----- Provided data

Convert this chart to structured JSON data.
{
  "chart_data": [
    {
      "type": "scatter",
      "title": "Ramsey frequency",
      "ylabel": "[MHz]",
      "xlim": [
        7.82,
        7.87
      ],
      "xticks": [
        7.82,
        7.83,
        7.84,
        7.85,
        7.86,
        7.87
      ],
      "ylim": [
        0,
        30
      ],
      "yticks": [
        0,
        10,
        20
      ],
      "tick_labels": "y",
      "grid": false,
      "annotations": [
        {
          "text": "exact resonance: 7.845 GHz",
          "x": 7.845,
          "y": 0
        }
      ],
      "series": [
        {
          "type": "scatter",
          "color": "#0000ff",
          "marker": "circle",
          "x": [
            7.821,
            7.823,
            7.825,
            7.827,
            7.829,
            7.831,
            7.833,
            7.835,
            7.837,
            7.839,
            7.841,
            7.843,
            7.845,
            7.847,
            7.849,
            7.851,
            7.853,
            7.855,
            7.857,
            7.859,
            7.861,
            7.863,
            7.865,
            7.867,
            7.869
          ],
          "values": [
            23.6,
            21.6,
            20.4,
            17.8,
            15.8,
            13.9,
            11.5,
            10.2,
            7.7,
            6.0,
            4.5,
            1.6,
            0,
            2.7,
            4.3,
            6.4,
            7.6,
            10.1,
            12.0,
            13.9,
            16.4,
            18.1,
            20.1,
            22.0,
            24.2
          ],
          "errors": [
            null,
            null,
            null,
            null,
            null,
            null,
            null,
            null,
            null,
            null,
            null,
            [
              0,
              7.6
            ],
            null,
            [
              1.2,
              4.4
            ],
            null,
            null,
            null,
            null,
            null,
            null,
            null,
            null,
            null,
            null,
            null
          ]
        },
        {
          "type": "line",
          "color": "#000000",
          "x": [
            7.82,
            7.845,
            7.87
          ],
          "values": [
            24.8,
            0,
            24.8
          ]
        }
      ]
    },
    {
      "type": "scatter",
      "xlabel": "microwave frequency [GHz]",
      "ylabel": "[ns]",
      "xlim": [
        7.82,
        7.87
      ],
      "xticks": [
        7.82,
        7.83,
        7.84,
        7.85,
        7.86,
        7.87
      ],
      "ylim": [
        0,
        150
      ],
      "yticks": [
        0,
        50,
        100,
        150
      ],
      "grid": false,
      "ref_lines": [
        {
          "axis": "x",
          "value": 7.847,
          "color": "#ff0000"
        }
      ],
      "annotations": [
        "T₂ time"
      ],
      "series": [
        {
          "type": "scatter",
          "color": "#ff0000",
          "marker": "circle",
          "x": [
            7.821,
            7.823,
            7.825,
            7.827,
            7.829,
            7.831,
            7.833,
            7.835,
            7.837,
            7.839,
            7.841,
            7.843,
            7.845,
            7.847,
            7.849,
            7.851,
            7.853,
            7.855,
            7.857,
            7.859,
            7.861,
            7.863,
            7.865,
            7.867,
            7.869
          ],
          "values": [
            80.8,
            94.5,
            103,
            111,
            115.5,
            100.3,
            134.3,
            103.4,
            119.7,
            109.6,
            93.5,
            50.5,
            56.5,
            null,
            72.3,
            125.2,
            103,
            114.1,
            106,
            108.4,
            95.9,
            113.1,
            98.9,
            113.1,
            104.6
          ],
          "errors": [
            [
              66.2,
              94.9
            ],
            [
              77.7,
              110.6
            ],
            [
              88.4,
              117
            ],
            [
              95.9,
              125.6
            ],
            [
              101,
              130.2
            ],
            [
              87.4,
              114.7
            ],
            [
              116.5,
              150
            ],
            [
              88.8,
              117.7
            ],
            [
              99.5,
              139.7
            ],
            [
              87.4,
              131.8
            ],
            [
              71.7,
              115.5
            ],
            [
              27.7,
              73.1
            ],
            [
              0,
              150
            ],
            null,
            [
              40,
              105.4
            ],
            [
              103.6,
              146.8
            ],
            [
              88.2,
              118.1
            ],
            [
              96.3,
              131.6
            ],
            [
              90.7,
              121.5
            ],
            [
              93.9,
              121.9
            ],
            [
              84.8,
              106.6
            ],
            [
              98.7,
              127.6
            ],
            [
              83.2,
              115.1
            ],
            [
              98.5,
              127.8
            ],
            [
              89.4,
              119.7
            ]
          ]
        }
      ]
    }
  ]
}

----------

# [Instructions for the task]
Extract all of the data above and output it character for character.

# [The completed task]
Convert this chart to structured JSON data.
{
  "chart_data": [
    {
      "type": "scatter",
      "title": "Ramsey frequency",
      "ylabel": "[MHz]",
      "xlim": [
        7.82,
        7.87
      ],
      "xticks": [
        7.82,
        7.83,
        7.84,
        7.85,
        7.86,
        7.87
      ],
      "ylim": [
        0,
        30
      ],
      "yticks": [
        0,
        10,
        20
      ],
      "tick_labels": "y",
      "grid": false,
      "annotations": [
        {
          "text": "exact resonance: 7.845 GHz",
          "x": 7.845,
          "y": 0
        }
      ],
      "series": [
        {
          "type": "scatter",
          "color": "#0000ff",
          "marker": "circle",
          "x": [
            7.821,
            7.823,
            7.825,
            7.827,
            7.829,
            7.831,
            7.833,
            7.835,
            7.837,
            7.839,
            7.841,
            7.843,
            7.845,
            7.847,
            7.849,
            7.851,
            7.853,
            7.855,
            7.857,
            7.859,
            7.861,
            7.863,
            7.865,
            7.867,
            7.869
          ],
          "values": [
            23.6,
            21.6,
            20.4,
            17.8,
            15.8,
            13.9,
            11.5,
            10.2,
            7.7,
            6.0,
            4.5,
            1.6,
            0,
            2.7,
            4.3,
            6.4,
            7.6,
            10.1,
            12.0,
            13.9,
            16.4,
            18.1,
            20.1,
            22.0,
            24.2
          ],
          "errors": [
            null,
            null,
            null,
            null,
            null,
            null,
            null,
            null,
            null,
            null,
            null,
            [
              0,
              7.6
            ],
            null,
            [
              1.2,
              4.4
            ],
            null,
            null,
            null,
            null,
            null,
            null,
            null,
            null,
            null,
            null,
            null
          ]
        },
        {
          "type": "line",
          "color": "#000000",
          "x": [
            7.82,
            7.845,
            7.87
          ],
          "values": [
            24.8,
            0,
            24.8
          ]
        }
      ]
    },
    {
      "type": "scatter",
      "xlabel": "microwave frequency [GHz]",
      "ylabel": "[ns]",
      "xlim": [
        7.82,
        7.87
      ],
      "xticks": [
        7.82,
        7.83,
        7.84,
        7.85,
        7.86,
        7.87
      ],
      "ylim": [
        0,
        150
      ],
      "yticks": [
        0,
        50,
        100,
        150
      ],
      "grid": false,
      "ref_lines": [
        {
          "axis": "x",
          "value": 7.847,
          "color": "#ff0000"
        }
      ],
      "annotations": [
        "T₂ time"
      ],
      "series": [
        {
          "type": "scatter",
          "color": "#ff0000",
          "marker": "circle",
          "x": [
            7.821,
            7.823,
            7.825,
            7.827,
            7.829,
            7.831,
            7.833,
            7.835,
            7.837,
            7.839,
            7.841,
            7.843,
            7.845,
            7.847,
            7.849,
            7.851,
            7.853,
            7.855,
            7.857,
            7.859,
            7.861,
            7.863,
            7.865,
            7.867,
            7.869
          ],
          "values": [
            80.8,
            94.5,
            103,
            111,
            115.5,
            100.3,
            134.3,
            103.4,
            119.7,
            109.6,
            93.5,
            50.5,
            56.5,
            null,
            72.3,
            125.2,
            103,
            114.1,
            106,
            108.4,
            95.9,
            113.1,
            98.9,
            113.1,
            104.6
          ],
          "errors": [
            [
              66.2,
              94.9
            ],
            [
              77.7,
              110.6
            ],
            [
              88.4,
              117
            ],
            [
              95.9,
              125.6
            ],
            [
              101,
              130.2
            ],
            [
              87.4,
              114.7
            ],
            [
              116.5,
              150
            ],
            [
              88.8,
              117.7
            ],
            [
              99.5,
              139.7
            ],
            [
              87.4,
              131.8
            ],
            [
              71.7,
              115.5
            ],
            [
              27.7,
              73.1
            ],
            [
              0,
              150
            ],
            null,
            [
              40,
              105.4
            ],
            [
              103.6,
              146.8
            ],
            [
              88.2,
              118.1
            ],
            [
              96.3,
              131.6
            ],
            [
              90.7,
              121.5
            ],
            [
              93.9,
              121.9
            ],
            [
              84.8,
              106.6
            ],
            [
              98.7,
              127.6
            ],
            [
              83.2,
              115.1
            ],
            [
              98.5,
              127.8
            ],
            [
              89.4,
              119.7
            ]
          ]
        }
      ]
    }
  ]
}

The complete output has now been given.